Reproduce each line exactly, including spacing and punctuation.

===

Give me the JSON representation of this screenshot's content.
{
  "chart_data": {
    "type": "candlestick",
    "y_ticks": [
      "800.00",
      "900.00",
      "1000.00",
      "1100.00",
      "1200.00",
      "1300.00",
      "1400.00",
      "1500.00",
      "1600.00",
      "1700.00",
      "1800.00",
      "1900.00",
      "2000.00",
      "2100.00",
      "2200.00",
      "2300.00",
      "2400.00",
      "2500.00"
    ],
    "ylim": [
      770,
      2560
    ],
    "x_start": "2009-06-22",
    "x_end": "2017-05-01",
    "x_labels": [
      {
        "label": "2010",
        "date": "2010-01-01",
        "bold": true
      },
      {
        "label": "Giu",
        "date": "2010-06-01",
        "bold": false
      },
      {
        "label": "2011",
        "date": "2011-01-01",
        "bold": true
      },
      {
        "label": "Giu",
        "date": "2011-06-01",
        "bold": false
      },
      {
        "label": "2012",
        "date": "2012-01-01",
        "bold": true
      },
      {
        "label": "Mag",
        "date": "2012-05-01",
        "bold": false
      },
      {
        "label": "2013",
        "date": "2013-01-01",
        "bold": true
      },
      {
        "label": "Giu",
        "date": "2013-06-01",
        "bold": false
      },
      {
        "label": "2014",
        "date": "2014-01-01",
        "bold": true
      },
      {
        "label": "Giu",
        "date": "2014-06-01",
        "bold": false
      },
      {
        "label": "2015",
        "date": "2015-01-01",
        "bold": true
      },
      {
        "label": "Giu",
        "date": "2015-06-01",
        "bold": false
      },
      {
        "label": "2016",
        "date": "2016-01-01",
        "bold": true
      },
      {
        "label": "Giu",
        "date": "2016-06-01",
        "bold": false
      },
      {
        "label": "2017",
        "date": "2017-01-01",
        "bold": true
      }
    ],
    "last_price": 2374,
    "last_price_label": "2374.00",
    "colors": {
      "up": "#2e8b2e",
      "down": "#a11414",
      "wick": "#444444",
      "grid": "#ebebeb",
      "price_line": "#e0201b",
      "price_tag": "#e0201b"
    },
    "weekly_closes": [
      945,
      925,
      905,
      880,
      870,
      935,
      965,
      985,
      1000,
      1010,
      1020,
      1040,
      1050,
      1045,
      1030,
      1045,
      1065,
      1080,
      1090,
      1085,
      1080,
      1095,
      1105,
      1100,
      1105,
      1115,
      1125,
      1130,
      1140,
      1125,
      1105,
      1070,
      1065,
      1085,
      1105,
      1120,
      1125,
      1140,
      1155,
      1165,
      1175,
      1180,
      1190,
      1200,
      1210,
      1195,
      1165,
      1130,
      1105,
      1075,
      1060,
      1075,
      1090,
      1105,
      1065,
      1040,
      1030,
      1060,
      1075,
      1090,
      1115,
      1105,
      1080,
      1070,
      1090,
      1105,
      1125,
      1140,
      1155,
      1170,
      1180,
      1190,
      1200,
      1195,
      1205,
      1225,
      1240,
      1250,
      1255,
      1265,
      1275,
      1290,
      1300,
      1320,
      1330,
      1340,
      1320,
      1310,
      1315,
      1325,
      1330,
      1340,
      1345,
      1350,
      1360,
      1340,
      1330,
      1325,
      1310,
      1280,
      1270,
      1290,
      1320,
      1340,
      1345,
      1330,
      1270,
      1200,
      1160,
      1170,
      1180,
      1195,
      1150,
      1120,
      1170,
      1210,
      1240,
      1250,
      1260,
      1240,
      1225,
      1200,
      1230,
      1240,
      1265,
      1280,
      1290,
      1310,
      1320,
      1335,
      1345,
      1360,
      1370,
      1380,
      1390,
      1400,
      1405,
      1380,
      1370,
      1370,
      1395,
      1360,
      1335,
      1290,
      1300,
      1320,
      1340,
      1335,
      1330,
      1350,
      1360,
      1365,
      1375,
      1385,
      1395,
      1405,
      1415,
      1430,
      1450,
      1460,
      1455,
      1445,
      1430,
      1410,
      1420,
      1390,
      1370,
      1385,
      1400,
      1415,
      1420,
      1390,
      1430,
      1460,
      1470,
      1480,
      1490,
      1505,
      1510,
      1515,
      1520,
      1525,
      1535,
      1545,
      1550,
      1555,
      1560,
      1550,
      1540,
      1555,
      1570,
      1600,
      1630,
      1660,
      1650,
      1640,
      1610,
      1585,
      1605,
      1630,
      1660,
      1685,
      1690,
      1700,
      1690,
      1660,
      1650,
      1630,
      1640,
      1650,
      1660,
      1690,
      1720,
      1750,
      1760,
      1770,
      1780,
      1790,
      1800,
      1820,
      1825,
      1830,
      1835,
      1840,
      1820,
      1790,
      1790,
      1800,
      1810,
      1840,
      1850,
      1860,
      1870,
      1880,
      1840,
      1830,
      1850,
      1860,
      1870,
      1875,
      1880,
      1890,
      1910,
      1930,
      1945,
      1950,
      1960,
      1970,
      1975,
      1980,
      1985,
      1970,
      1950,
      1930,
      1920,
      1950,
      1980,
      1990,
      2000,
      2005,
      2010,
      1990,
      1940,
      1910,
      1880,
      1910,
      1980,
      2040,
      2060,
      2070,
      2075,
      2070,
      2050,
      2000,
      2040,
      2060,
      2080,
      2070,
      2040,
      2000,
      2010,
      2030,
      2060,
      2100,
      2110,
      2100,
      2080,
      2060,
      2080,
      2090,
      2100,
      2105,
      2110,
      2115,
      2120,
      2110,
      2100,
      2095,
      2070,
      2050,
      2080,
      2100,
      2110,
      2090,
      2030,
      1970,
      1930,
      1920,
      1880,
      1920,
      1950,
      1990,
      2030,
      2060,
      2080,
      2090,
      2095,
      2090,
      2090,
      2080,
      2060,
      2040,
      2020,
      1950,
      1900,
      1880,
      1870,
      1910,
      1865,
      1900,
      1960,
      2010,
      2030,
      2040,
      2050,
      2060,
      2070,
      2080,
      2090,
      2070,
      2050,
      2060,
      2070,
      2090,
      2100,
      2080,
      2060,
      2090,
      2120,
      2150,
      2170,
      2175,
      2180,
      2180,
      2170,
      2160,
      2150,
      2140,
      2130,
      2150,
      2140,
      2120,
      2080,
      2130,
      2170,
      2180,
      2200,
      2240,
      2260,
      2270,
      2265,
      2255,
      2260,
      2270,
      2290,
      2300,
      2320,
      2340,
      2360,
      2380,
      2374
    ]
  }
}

===

(WRITTEN ANSWER)
Give me the JSON representation of this screenshot's content.
{
  "chart_data": {
    "type": "candlestick",
    "y_ticks": [
      "800.00",
      "900.00",
      "1000.00",
      "1100.00",
      "1200.00",
      "1300.00",
      "1400.00",
      "1500.00",
      "1600.00",
      "1700.00",
      "1800.00",
      "1900.00",
      "2000.00",
      "2100.00",
      "2200.00",
      "2300.00",
      "2400.00",
      "2500.00"
    ],
    "ylim": [
      770,
      2560
    ],
    "x_start": "2009-06-22",
    "x_end": "2017-05-01",
    "x_labels": [
      {
        "label": "2010",
        "date": "2010-01-01",
        "bold": true
      },
      {
        "label": "Giu",
        "date": "2010-06-01",
        "bold": false
      },
      {
        "label": "2011",
        "date": "2011-01-01",
        "bold": true
      },
      {
        "label": "Giu",
        "date": "2011-06-01",
        "bold": false
      },
      {
        "label": "2012",
        "date": "2012-01-01",
        "bold": true
      },
      {
        "label": "Mag",
        "date": "2012-05-01",
        "bold": false
      },
      {
        "label": "2013",
        "date": "2013-01-01",
        "bold": true
      },
      {
        "label": "Giu",
        "date": "2013-06-01",
        "bold": false
      },
      {
        "label": "2014",
        "date": "2014-01-01",
        "bold": true
      },
      {
        "label": "Giu",
        "date": "2014-06-01",
        "bold": false
      },
      {
        "label": "2015",
        "date": "2015-01-01",
        "bold": true
      },
      {
        "label": "Giu",
        "date": "2015-06-01",
        "bold": false
      },
      {
        "label": "2016",
        "date": "2016-01-01",
        "bold": true
      },
      {
        "label": "Giu",
        "date": "2016-06-01",
        "bold": false
      },
      {
        "label": "2017",
        "date": "2017-01-01",
        "bold": true
      }
    ],
    "last_price": 2374,
    "last_price_label": "2374.00",
    "colors": {
      "up": "#2e8b2e",
      "down": "#a11414",
      "wick": "#444444",
      "grid": "#ebebeb",
      "price_line": "#e0201b",
      "price_tag": "#e0201b"
    },
    "weekly_closes": [
      945,
      925,
      905,
      880,
      870,
      935,
      965,
      985,
      1000,
      1010,
      1020,
      1040,
      1050,
      1045,
      1030,
      1045,
      1065,
      1080,
      1090,
      1085,
      1080,
      1095,
      1105,
      1100,
      1105,
      1115,
      1125,
      1130,
      1140,
      1125,
      1105,
      1070,
      1065,
      1085,
      1105,
      1120,
      1125,
      1140,
      1155,
      1165,
      1175,
      1180,
      1190,
      1200,
      1210,
      1195,
      1165,
      1130,
      1105,
      1075,
      1060,
      1075,
      1090,
      1105,
      1065,
      1040,
      1030,
      1060,
      1075,
      1090,
      1115,
      1105,
      1080,
      1070,
      1090,
      1105,
      1125,
      1140,
      1155,
      1170,
      1180,
      1190,
      1200,
      1195,
      1205,
      1225,
      1240,
      1250,
      1255,
      1265,
      1275,
      1290,
      1300,
      1320,
      1330,
      1340,
      1320,
      1310,
      1315,
      1325,
      1330,
      1340,
      1345,
      1350,
      1360,
      1340,
      1330,
      1325,
      1310,
      1280,
      1270,
      1290,
      1320,
      1340,
      1345,
      1330,
      1270,
      1200,
      1160,
      1170,
      1180,
      1195,
      1150,
      1120,
      1170,
      1210,
      1240,
      1250,
      1260,
      1240,
      1225,
      1200,
      1230,
      1240,
      1265,
      1280,
      1290,
      1310,
      1320,
      1335,
      1345,
      1360,
      1370,
      1380,
      1390,
      1400,
      1405,
      1380,
      1370,
      1370,
      1395,
      1360,
      1335,
      1290,
      1300,
      1320,
      1340,
      1335,
      1330,
      1350,
      1360,
      1365,
      1375,
      1385,
      1395,
      1405,
      1415,
      1430,
      1450,
      1460,
      1455,
      1445,
      1430,
      1410,
      1420,
      1390,
      1370,
      1385,
      1400,
      1415,
      1420,
      1390,
      1430,
      1460,
      1470,
      1480,
      1490,
      1505,
      1510,
      1515,
      1520,
      1525,
      1535,
      1545,
      1550,
      1555,
      1560,
      1550,
      1540,
      1555,
      1570,
      1600,
      1630,
      1660,
      1650,
      1640,
      1610,
      1585,
      1605,
      1630,
      1660,
      1685,
      1690,
      1700,
      1690,
      1660,
      1650,
      1630,
      1640,
      1650,
      1660,
      1690,
      1720,
      1750,
      1760,
      1770,
      1780,
      1790,
      1800,
      1820,
      1825,
      1830,
      1835,
      1840,
      1820,
      1790,
      1790,
      1800,
      1810,
      1840,
      1850,
      1860,
      1870,
      1880,
      1840,
      1830,
      1850,
      1860,
      1870,
      1875,
      1880,
      1890,
      1910,
      1930,
      1945,
      1950,
      1960,
      1970,
      1975,
      1980,
      1985,
      1970,
      1950,
      1930,
      1920,
      1950,
      1980,
      1990,
      2000,
      2005,
      2010,
      1990,
      1940,
      1910,
      1880,
      1910,
      1980,
      2040,
      2060,
      2070,
      2075,
      2070,
      2050,
      2000,
      2040,
      2060,
      2080,
      2070,
      2040,
      2000,
      2010,
      2030,
      2060,
      2100,
      2110,
      2100,
      2080,
      2060,
      2080,
      2090,
      2100,
      2105,
      2110,
      2115,
      2120,
      2110,
      2100,
      2095,
      2070,
      2050,
      2080,
      2100,
      2110,
      2090,
      2030,
      1970,
      1930,
      1920,
      1880,
      1920,
      1950,
      1990,
      2030,
      2060,
      2080,
      2090,
      2095,
      2090,
      2090,
      2080,
      2060,
      2040,
      2020,
      1950,
      1900,
      1880,
      1870,
      1910,
      1865,
      1900,
      1960,
      2010,
      2030,
      2040,
      2050,
      2060,
      2070,
      2080,
      2090,
      2070,
      2050,
      2060,
      2070,
      2090,
      2100,
      2080,
      2060,
      2090,
      2120,
      2150,
      2170,
      2175,
      2180,
      2180,
      2170,
      2160,
      2150,
      2140,
      2130,
      2150,
      2140,
      2120,
      2080,
      2130,
      2170,
      2180,
      2200,
      2240,
      2260,
      2270,
      2265,
      2255,
      2260,
      2270,
      2290,
      2300,
      2320,
      2340,
      2360,
      2380,
      2374
    ]
  }
}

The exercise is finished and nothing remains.